Dataset entries
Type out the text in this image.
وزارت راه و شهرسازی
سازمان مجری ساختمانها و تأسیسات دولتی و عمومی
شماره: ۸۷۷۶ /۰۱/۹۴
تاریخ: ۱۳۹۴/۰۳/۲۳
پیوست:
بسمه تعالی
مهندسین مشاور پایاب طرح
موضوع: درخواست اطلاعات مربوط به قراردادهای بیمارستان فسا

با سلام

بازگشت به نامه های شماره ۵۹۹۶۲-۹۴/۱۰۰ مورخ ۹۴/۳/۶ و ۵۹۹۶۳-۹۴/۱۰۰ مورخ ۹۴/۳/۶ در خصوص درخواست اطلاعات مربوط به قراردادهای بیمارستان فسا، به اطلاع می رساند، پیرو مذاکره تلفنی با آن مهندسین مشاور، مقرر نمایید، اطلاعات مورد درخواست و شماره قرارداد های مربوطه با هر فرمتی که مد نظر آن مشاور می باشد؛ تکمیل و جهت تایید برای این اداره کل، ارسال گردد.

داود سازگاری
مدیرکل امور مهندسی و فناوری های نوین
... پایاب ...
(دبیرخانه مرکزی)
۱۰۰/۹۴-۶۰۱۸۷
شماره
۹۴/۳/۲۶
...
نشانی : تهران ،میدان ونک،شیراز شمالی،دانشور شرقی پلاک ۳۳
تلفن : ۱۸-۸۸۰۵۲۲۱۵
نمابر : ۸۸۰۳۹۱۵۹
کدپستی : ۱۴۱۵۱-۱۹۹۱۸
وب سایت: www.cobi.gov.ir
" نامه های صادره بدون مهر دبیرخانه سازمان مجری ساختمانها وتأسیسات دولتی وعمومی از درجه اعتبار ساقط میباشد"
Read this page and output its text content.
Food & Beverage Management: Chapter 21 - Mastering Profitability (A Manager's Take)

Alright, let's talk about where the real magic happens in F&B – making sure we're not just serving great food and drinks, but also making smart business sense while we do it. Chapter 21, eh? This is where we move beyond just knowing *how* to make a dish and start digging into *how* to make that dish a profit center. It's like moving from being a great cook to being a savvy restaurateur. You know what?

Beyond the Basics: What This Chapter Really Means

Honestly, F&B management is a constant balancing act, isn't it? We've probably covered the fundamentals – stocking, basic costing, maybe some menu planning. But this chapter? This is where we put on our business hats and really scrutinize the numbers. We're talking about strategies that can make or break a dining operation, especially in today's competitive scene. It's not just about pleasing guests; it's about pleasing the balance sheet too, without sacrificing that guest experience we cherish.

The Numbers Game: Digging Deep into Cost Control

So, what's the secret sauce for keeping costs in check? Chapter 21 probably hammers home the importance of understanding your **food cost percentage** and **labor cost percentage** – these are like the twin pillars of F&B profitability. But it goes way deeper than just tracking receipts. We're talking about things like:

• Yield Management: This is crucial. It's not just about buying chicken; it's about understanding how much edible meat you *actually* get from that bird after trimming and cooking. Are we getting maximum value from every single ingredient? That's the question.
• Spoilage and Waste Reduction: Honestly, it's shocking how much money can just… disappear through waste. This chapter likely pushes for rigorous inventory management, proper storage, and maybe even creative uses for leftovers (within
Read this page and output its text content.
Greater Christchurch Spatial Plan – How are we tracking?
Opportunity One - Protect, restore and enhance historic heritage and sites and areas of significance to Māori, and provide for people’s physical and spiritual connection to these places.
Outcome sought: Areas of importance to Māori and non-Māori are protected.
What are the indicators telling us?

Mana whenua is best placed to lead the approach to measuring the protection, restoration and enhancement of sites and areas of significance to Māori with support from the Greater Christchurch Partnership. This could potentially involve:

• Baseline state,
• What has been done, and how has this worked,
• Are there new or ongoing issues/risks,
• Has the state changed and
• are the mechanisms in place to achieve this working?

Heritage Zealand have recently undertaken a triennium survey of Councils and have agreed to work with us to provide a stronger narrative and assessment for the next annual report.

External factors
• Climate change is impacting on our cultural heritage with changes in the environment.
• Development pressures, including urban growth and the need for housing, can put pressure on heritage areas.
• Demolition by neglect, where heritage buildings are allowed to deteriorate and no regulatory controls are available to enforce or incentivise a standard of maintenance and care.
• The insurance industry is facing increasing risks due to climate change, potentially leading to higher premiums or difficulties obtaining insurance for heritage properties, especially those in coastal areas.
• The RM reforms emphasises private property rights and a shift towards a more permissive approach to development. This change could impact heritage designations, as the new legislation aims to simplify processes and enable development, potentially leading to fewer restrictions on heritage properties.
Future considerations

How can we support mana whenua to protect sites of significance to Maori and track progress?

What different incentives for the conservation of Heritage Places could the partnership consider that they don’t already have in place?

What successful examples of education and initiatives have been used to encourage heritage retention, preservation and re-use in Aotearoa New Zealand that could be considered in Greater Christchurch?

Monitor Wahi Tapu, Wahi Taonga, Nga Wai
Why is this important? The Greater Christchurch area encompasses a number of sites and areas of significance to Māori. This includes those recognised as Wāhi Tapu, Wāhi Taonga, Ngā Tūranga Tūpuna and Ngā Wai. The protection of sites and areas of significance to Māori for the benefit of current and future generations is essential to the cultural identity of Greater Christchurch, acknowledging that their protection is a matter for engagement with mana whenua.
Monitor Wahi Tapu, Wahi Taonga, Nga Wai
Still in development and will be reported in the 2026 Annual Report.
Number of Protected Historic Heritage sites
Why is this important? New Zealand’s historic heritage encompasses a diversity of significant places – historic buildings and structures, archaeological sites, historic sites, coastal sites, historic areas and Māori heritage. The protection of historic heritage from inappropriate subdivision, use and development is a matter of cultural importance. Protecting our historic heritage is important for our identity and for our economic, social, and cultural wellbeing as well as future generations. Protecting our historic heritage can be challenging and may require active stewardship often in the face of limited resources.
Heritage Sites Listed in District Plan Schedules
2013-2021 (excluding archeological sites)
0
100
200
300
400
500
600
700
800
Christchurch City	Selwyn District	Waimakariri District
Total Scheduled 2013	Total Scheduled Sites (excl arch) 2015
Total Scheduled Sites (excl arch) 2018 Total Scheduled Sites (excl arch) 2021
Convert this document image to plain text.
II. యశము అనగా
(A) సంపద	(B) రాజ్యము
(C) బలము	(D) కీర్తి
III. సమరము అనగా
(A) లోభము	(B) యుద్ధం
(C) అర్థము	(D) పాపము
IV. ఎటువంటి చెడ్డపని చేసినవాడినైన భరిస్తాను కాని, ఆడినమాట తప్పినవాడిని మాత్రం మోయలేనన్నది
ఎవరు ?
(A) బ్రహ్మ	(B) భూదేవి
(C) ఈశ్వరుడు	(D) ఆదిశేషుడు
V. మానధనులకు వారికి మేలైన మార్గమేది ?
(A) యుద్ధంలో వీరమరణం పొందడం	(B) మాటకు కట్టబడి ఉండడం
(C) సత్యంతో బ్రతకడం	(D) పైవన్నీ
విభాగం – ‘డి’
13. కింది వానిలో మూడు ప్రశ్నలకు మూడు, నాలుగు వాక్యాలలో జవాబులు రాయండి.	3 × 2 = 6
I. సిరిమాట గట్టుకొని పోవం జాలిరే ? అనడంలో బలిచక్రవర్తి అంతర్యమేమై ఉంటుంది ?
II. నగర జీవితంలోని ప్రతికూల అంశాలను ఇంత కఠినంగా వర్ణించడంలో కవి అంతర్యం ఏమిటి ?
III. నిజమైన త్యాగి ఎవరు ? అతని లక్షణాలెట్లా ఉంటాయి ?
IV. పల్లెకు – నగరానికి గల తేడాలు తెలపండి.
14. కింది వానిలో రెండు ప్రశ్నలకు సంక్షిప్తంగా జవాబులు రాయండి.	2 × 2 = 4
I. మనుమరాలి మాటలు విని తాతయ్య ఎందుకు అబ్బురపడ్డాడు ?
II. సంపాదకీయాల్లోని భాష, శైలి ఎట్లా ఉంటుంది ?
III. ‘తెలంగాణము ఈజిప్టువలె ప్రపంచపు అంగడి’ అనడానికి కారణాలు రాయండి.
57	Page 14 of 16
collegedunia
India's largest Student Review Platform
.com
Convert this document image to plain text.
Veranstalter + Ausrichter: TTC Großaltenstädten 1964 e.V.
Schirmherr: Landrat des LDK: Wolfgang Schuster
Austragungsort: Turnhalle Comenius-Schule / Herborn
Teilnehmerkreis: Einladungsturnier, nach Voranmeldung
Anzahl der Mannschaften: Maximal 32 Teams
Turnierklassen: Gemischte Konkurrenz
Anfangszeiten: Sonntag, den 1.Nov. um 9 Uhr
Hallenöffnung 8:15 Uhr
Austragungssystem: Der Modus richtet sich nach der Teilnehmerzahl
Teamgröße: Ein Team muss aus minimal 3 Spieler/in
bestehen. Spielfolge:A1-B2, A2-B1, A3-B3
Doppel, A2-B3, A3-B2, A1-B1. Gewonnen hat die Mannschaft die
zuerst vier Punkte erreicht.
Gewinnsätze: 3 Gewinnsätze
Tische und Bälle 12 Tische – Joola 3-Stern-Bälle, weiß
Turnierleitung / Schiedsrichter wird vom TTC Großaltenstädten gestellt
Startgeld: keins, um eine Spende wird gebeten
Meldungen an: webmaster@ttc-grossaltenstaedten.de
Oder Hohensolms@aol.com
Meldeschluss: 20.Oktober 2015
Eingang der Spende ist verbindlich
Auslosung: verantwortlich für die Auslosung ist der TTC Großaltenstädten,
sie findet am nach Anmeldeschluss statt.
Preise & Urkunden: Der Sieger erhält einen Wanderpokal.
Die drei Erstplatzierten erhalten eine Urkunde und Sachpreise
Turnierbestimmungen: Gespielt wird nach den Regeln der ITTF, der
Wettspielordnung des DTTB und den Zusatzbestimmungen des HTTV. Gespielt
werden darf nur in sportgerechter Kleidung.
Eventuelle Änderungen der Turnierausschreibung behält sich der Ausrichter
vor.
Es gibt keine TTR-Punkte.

◆ DESCRIPTION OF THE TASK
Check every line in the material above for the string "sich", then give only the number of lines that have it.

◆ THE REPLY
2